THE PROBLEM> In the listing below, locate the lines that hold "this" and copy them.
======== DATA FOR PROCESSING ========
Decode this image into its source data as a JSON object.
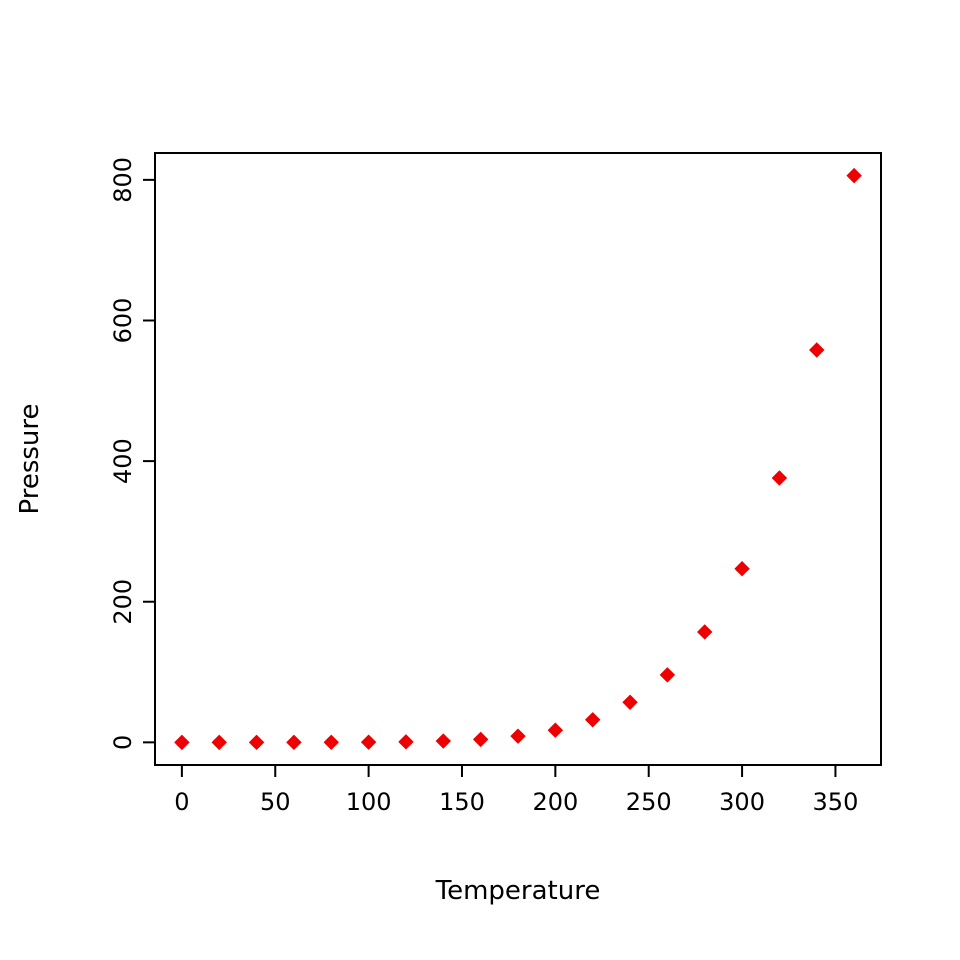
{
  "chart_data": {
    "type": "scatter",
    "title": "",
    "xlabel": "Temperature",
    "ylabel": "Pressure",
    "x": [
      0,
      20,
      40,
      60,
      80,
      100,
      120,
      140,
      160,
      180,
      200,
      220,
      240,
      260,
      280,
      300,
      320,
      340,
      360
    ],
    "y": [
      0.0002,
      0.0012,
      0.006,
      0.03,
      0.09,
      0.27,
      0.75,
      1.85,
      4.2,
      8.8,
      17.3,
      32.1,
      57,
      96,
      157,
      247,
      376,
      558,
      806
    ],
    "xticks": [
      0,
      50,
      100,
      150,
      200,
      250,
      300,
      350
    ],
    "yticks": [
      0,
      200,
      400,
      600,
      800
    ],
    "xlim": [
      -14.4,
      374.4
    ],
    "ylim": [
      -32.2,
      838.2
    ],
    "marker": "diamond",
    "marker_color": "#ee0000",
    "grid": false,
    "legend": null,
    "background": "#ffffff"
  }
}
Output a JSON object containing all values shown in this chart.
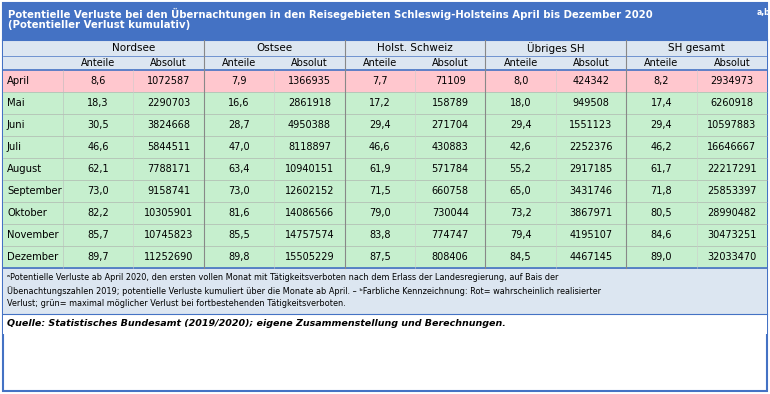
{
  "title_line1": "Potentielle Verluste bei den Übernachtungen in den Reisegebieten Schleswig-Holsteins April bis Dezember 2020",
  "title_sup": "a,b",
  "title_line2": "(Potentieller Verlust kumulativ)",
  "title_bg": "#4472c4",
  "title_fg": "#ffffff",
  "col_groups": [
    "Nordsee",
    "Ostsee",
    "Holst. Schweiz",
    "Übriges SH",
    "SH gesamt"
  ],
  "col_sub": [
    "Anteile",
    "Absolut",
    "Anteile",
    "Absolut",
    "Anteile",
    "Absolut",
    "Anteile",
    "Absolut",
    "Anteile",
    "Absolut"
  ],
  "row_labels": [
    "April",
    "Mai",
    "Juni",
    "Juli",
    "August",
    "September",
    "Oktober",
    "November",
    "Dezember"
  ],
  "row_colors": [
    "#ffc7ce",
    "#c6efce",
    "#c6efce",
    "#c6efce",
    "#c6efce",
    "#c6efce",
    "#c6efce",
    "#c6efce",
    "#c6efce"
  ],
  "data": [
    [
      "8,6",
      "1072587",
      "7,9",
      "1366935",
      "7,7",
      "71109",
      "8,0",
      "424342",
      "8,2",
      "2934973"
    ],
    [
      "18,3",
      "2290703",
      "16,6",
      "2861918",
      "17,2",
      "158789",
      "18,0",
      "949508",
      "17,4",
      "6260918"
    ],
    [
      "30,5",
      "3824668",
      "28,7",
      "4950388",
      "29,4",
      "271704",
      "29,4",
      "1551123",
      "29,4",
      "10597883"
    ],
    [
      "46,6",
      "5844511",
      "47,0",
      "8118897",
      "46,6",
      "430883",
      "42,6",
      "2252376",
      "46,2",
      "16646667"
    ],
    [
      "62,1",
      "7788171",
      "63,4",
      "10940151",
      "61,9",
      "571784",
      "55,2",
      "2917185",
      "61,7",
      "22217291"
    ],
    [
      "73,0",
      "9158741",
      "73,0",
      "12602152",
      "71,5",
      "660758",
      "65,0",
      "3431746",
      "71,8",
      "25853397"
    ],
    [
      "82,2",
      "10305901",
      "81,6",
      "14086566",
      "79,0",
      "730044",
      "73,2",
      "3867971",
      "80,5",
      "28990482"
    ],
    [
      "85,7",
      "10745823",
      "85,5",
      "14757574",
      "83,8",
      "774747",
      "79,4",
      "4195107",
      "84,6",
      "30473251"
    ],
    [
      "89,7",
      "11252690",
      "89,8",
      "15505229",
      "87,5",
      "808406",
      "84,5",
      "4467145",
      "89,0",
      "32033470"
    ]
  ],
  "fn1": "ᵃPotentielle Verluste ab April 2020, den ersten vollen Monat mit Tätigkeitsverboten nach dem Erlass der Landesregierung, auf Bais der",
  "fn2": "Übenachtungszahlen 2019; potentielle Verluste kumuliert über die Monate ab April. – ᵇFarbliche Kennzeichnung: Rot= wahrscheinlich realisierter",
  "fn3": "Verlust; grün= maximal möglicher Verlust bei fortbestehenden Tätigkeitsverboten.",
  "source": "Quelle: Statistisches Bundesamt (2019/2020); eigene Zusammenstellung und Berechnungen.",
  "header_bg": "#dce6f1",
  "border_color": "#4472c4",
  "fn_bg": "#dce6f1",
  "text_color": "#000000"
}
========
SOLUTION TO THE PROBLEM>
Decode this image into its source data as a JSON object.
Output a JSON object containing all values shown in this chart.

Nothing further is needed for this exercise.